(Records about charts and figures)
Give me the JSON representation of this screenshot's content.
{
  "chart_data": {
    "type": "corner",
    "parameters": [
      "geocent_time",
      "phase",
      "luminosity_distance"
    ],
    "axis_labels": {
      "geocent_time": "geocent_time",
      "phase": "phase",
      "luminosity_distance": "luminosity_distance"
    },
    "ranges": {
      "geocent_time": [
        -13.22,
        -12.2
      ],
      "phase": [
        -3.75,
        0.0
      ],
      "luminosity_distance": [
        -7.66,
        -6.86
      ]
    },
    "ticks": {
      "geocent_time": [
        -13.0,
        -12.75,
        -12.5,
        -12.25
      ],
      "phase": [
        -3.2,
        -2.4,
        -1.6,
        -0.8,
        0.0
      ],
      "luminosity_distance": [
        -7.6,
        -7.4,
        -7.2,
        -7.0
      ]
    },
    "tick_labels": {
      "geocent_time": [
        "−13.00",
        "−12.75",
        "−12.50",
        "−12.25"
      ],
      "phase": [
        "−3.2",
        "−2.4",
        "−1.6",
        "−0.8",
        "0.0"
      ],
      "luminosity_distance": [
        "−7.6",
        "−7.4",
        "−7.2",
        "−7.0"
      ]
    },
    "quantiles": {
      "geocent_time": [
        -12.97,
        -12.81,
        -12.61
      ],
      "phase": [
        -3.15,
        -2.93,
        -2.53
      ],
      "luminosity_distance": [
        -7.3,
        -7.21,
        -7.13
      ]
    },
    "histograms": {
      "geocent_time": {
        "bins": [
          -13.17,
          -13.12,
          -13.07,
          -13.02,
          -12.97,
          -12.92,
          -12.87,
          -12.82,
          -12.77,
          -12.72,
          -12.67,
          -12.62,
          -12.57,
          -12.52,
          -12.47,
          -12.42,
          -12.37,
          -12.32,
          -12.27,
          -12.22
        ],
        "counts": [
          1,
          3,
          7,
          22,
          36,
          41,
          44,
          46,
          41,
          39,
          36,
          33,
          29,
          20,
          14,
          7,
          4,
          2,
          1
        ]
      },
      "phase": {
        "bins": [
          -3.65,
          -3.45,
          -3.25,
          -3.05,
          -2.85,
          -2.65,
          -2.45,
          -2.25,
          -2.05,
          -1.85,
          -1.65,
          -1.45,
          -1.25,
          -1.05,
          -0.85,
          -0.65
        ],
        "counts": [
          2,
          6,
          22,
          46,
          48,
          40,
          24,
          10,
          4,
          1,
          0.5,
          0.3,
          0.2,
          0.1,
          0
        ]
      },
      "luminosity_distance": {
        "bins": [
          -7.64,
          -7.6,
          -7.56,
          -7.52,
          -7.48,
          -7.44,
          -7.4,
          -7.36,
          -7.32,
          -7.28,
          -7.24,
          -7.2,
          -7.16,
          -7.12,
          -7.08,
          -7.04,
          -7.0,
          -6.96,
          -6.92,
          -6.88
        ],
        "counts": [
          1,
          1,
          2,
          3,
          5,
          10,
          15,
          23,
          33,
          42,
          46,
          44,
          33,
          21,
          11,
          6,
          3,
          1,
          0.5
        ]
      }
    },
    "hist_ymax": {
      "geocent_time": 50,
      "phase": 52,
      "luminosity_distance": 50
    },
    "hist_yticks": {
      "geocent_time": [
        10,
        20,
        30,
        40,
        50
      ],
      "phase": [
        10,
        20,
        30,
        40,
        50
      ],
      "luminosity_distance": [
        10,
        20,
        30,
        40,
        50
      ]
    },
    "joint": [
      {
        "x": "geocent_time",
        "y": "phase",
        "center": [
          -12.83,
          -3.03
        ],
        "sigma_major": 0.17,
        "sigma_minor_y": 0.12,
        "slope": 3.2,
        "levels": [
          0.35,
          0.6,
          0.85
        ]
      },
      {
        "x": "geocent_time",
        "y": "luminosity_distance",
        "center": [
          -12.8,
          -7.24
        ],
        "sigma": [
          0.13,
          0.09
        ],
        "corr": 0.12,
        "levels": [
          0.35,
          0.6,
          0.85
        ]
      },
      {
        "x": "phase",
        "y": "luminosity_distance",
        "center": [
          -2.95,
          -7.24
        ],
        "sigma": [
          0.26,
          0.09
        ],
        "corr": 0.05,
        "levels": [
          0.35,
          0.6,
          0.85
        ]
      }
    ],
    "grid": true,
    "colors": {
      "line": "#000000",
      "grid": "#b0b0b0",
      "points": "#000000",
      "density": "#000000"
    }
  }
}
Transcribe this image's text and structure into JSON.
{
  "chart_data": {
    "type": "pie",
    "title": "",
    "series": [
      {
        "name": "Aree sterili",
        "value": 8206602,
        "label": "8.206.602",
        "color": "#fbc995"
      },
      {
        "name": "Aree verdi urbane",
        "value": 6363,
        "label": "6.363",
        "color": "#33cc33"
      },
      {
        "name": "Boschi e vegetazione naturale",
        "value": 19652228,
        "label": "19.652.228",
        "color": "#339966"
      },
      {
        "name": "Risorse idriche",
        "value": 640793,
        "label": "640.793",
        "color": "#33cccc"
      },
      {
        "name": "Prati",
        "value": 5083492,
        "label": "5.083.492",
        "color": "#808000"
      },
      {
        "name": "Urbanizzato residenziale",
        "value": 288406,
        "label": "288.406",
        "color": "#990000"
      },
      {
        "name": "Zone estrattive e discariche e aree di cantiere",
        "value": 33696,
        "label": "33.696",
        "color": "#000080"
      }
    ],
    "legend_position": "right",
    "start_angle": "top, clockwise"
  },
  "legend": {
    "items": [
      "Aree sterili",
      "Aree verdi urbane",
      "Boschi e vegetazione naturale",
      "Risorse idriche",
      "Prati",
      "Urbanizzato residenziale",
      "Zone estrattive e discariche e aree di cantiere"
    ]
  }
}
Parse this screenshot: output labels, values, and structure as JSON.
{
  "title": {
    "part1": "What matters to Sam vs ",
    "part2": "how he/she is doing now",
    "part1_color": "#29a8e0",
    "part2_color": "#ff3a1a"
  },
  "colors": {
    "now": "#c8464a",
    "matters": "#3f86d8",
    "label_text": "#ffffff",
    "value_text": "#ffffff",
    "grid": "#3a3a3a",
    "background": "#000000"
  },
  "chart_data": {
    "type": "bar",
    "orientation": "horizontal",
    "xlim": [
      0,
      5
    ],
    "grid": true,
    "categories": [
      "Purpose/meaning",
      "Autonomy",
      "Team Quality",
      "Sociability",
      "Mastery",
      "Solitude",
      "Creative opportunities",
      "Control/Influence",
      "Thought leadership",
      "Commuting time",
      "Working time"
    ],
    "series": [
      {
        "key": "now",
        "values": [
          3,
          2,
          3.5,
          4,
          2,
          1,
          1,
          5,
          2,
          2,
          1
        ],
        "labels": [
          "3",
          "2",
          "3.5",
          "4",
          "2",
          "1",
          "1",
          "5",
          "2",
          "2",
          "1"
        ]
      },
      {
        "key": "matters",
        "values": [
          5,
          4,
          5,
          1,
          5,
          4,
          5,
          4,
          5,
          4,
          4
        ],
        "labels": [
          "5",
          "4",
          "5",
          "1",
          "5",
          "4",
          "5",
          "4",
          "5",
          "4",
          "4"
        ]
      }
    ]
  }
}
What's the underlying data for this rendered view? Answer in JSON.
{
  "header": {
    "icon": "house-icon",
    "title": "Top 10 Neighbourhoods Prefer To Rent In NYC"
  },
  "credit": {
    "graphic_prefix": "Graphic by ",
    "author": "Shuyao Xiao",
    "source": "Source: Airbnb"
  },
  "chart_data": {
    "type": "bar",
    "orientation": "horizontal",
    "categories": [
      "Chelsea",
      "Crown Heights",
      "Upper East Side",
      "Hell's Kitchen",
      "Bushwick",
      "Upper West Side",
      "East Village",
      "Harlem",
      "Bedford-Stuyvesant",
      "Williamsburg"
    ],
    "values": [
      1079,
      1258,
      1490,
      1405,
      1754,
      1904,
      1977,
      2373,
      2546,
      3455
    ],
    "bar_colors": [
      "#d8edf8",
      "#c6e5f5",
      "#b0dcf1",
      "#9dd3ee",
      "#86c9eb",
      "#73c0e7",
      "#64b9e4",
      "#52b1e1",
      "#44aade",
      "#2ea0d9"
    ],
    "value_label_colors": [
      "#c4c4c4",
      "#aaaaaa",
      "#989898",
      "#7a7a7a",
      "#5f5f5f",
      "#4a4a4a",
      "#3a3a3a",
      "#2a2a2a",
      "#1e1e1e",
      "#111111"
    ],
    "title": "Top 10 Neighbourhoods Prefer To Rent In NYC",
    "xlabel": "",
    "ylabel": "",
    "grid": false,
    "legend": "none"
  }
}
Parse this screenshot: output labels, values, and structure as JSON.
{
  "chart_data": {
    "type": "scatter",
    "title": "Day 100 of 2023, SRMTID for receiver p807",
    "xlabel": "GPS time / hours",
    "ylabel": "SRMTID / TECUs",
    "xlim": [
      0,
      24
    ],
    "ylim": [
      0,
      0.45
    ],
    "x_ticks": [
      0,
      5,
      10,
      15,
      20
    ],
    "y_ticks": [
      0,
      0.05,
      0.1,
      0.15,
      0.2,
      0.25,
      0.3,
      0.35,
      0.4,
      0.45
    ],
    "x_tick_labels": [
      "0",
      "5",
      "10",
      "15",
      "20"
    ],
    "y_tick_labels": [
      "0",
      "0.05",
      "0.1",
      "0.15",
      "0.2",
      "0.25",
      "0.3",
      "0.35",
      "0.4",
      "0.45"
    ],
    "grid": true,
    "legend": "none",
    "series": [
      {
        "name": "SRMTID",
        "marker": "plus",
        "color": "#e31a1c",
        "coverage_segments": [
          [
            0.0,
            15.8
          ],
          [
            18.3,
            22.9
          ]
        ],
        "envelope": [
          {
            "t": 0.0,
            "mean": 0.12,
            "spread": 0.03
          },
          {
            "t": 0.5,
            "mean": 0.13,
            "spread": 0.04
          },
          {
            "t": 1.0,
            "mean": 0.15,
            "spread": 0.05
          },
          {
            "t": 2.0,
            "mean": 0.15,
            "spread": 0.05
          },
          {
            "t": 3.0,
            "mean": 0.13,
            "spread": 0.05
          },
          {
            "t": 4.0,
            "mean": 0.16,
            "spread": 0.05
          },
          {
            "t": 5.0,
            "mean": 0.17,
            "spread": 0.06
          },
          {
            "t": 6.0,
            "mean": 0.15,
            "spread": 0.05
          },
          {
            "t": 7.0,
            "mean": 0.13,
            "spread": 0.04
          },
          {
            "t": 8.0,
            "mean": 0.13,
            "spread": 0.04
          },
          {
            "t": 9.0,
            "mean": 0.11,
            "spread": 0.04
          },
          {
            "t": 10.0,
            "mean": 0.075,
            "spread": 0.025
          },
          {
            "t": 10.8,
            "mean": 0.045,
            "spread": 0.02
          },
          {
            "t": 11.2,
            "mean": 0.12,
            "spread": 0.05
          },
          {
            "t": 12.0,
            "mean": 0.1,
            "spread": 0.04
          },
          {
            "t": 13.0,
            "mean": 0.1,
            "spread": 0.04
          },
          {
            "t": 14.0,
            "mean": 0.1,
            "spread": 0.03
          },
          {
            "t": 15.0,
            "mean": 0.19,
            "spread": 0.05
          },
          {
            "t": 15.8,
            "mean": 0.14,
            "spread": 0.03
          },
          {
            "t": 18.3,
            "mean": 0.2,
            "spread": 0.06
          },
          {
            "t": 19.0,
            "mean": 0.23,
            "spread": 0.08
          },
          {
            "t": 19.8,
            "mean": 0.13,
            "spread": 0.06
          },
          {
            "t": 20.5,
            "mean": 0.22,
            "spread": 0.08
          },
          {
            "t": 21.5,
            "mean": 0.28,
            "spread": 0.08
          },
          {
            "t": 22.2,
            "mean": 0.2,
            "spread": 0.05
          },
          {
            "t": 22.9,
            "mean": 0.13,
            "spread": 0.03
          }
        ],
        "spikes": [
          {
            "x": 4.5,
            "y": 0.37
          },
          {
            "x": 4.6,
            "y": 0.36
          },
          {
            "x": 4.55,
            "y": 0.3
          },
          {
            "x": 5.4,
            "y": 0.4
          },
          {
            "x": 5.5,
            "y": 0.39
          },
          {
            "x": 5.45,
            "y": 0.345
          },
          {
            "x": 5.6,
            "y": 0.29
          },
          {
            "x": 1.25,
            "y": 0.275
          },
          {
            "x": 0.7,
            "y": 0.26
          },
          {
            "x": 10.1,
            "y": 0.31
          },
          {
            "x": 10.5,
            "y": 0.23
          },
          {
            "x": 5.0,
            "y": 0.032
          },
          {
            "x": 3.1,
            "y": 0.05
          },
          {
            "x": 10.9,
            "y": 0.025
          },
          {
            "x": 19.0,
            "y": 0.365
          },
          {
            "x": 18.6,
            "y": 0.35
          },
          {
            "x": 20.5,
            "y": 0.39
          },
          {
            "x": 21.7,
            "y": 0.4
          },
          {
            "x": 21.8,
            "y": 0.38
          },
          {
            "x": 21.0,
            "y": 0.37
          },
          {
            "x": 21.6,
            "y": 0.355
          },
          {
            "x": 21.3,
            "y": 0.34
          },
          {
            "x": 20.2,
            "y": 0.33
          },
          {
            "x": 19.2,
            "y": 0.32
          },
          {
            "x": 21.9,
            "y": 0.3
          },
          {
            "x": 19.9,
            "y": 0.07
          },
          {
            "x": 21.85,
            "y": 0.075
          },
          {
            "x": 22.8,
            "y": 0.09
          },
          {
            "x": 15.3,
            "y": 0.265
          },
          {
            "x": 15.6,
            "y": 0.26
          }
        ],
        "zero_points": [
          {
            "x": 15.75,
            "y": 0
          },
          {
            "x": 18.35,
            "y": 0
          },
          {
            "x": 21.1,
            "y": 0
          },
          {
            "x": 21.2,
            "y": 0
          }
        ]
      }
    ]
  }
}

» Short problem
Isolate each line of the listing above that includes "this". Copy it.

» The answer
Give me the JSON representation of this screenshot's content.
Transcribe this image's text and structure into JSON.
Parse this screenshot: output labels, values, and structure as JSON.
What's the underlying data for this rendered view? Answer in JSON.
Parse this screenshot: output labels, values, and structure as JSON.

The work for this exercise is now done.